Search the data for the string "COVID" and extract every line where it appears.

Records about charts and figures
____________________

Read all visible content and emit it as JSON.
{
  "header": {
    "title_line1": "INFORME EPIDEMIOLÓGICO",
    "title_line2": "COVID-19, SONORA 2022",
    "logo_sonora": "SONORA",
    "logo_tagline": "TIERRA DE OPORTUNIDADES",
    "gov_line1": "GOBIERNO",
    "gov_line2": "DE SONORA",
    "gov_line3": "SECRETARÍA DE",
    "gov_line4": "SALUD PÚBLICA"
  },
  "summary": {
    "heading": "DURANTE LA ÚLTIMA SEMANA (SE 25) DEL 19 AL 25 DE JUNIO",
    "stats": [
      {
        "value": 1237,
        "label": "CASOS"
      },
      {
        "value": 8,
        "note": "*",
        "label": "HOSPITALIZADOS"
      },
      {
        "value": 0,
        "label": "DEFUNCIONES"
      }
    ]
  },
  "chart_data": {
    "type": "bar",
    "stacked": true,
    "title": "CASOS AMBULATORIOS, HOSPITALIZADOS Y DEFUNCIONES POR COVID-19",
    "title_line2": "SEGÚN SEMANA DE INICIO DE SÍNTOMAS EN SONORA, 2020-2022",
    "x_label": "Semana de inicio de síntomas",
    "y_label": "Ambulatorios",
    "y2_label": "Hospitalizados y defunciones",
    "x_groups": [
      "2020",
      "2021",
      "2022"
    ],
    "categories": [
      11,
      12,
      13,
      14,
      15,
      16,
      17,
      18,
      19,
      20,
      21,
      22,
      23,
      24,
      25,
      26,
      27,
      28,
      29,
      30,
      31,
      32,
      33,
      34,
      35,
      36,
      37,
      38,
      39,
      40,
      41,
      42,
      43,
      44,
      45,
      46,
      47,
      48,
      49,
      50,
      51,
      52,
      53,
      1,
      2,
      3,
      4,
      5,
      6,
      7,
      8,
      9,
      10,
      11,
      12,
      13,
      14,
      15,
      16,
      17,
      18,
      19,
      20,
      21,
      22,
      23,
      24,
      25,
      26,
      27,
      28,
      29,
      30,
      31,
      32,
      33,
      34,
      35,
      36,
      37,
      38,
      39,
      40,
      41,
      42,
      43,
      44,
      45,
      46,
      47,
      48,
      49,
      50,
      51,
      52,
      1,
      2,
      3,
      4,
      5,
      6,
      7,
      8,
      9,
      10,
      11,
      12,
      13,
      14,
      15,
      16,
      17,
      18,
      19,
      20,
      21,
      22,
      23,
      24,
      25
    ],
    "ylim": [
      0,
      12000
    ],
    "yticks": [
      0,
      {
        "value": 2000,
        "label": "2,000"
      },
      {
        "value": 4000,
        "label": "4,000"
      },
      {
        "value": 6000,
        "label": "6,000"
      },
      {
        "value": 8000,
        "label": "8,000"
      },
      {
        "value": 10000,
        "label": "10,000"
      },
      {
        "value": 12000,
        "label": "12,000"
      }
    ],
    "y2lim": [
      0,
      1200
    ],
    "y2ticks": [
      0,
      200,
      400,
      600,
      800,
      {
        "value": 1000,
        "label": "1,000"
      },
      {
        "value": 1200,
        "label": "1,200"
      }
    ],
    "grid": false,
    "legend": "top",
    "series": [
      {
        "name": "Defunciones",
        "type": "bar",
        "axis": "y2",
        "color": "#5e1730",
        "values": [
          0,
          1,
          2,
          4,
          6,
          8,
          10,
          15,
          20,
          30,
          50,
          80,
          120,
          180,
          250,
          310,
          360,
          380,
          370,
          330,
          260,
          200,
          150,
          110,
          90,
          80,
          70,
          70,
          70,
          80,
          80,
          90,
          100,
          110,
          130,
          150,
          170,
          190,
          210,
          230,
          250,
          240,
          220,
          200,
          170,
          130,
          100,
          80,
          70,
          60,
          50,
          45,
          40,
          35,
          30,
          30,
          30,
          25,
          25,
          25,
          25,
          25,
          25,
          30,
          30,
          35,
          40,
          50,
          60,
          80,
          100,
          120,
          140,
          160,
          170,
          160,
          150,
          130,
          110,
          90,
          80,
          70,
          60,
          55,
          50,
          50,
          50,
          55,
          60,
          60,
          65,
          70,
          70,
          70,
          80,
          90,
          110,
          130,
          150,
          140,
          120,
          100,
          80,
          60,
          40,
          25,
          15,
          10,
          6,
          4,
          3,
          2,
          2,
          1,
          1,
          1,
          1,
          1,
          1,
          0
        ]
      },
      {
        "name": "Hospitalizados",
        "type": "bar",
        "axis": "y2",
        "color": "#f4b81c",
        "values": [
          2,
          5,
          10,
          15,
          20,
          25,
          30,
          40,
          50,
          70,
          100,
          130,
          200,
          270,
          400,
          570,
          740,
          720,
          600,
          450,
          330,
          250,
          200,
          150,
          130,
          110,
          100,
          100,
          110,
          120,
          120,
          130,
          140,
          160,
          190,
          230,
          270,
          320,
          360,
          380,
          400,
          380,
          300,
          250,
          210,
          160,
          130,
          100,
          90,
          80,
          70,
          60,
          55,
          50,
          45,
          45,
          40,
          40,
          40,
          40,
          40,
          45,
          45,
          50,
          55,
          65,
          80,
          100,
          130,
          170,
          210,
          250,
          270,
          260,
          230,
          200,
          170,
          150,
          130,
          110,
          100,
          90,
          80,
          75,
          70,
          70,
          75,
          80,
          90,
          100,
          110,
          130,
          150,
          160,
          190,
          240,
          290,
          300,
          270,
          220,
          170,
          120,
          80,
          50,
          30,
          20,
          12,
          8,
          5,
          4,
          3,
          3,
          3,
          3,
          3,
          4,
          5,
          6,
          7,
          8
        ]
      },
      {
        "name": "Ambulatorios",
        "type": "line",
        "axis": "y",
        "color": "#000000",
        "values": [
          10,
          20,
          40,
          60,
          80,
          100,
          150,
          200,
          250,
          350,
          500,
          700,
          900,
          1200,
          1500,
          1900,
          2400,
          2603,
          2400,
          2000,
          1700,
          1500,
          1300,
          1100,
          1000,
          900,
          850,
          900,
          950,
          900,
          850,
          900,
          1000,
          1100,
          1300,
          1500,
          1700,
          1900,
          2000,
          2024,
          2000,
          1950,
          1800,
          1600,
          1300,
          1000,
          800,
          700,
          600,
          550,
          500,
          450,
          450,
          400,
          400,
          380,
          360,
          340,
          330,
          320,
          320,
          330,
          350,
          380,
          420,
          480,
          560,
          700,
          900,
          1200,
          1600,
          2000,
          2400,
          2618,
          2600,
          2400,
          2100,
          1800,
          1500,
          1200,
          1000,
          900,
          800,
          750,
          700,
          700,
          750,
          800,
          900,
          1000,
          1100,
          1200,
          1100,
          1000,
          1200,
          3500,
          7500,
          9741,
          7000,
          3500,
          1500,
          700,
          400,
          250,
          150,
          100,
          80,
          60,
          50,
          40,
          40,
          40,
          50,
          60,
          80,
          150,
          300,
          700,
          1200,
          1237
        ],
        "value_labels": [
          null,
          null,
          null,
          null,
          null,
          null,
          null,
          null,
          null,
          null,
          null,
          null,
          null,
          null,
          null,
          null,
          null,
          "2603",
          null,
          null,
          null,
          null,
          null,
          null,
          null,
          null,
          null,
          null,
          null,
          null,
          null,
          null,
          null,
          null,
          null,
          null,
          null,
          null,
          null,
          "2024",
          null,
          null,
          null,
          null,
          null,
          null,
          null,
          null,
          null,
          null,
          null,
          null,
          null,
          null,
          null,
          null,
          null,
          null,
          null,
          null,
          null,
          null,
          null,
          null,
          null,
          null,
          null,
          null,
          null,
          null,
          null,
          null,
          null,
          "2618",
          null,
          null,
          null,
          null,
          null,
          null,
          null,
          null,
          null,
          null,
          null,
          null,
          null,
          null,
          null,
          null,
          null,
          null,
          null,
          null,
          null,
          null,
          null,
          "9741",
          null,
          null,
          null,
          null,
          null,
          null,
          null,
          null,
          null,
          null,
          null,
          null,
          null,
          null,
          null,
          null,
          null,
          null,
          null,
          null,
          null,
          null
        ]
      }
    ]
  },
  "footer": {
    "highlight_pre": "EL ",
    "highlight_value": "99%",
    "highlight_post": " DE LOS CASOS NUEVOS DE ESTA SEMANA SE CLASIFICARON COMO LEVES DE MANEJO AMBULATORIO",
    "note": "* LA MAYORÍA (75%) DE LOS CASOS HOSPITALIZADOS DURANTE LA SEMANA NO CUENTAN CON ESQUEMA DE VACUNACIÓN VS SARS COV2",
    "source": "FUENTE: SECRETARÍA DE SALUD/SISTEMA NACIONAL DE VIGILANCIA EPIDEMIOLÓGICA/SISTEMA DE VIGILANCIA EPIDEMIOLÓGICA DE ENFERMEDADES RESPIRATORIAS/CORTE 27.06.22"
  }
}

____________________

*Correct answer*.
    "title_line2": "COVID-19, SONORA 2022",
    "title": "CASOS AMBULATORIOS, HOSPITALIZADOS Y DEFUNCIONES POR COVID-19",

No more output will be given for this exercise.